-------- Records supplied --------
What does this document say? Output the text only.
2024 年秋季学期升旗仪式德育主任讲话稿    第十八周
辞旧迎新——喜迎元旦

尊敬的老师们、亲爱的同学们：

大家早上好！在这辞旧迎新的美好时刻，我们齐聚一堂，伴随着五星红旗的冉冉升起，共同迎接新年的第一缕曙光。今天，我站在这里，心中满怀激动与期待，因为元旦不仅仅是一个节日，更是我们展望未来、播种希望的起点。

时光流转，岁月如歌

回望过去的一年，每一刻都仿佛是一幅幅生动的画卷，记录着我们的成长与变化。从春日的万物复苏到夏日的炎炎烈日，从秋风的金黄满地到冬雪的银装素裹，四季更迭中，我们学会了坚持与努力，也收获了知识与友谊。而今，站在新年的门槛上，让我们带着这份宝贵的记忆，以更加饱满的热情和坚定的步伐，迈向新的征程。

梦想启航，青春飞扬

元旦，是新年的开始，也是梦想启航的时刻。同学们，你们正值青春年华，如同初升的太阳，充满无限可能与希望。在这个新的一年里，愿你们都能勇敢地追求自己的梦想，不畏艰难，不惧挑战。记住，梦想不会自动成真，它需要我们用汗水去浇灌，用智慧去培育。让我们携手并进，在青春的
--------
-------- Records supplied --------
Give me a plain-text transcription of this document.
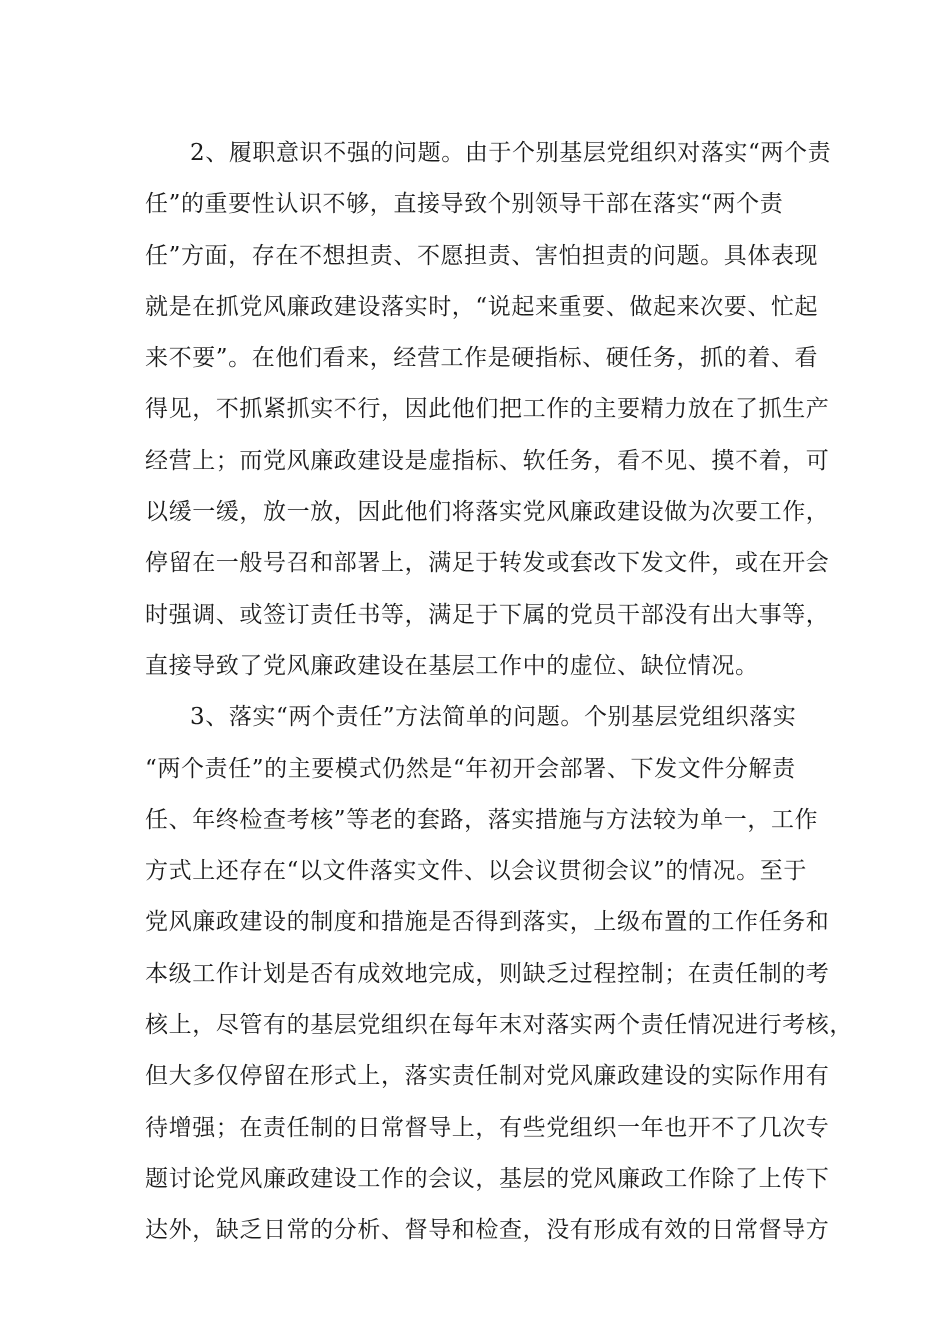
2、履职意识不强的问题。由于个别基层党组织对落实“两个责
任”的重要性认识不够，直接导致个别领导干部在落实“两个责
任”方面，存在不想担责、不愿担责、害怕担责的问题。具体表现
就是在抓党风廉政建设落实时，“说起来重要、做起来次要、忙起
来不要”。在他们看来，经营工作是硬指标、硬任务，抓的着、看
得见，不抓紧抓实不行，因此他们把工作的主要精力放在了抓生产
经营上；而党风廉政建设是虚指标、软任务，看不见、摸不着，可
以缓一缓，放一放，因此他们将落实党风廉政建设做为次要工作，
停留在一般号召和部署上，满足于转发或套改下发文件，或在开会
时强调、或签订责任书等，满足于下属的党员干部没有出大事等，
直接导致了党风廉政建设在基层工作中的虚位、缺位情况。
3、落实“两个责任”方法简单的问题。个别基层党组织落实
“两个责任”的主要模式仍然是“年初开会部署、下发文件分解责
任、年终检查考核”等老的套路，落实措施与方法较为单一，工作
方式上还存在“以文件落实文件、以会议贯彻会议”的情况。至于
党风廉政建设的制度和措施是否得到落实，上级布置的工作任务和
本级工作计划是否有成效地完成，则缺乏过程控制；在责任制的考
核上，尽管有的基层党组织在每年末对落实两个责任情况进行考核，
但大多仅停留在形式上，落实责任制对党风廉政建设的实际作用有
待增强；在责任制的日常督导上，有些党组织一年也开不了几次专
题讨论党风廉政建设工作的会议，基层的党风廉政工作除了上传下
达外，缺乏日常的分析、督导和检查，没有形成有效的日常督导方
--------
__Prompt__: Read through the data and copy every line where "this" shows up.

__Output__:
What does this document say? Output the text only.
Give me a plain-text transcription of this document.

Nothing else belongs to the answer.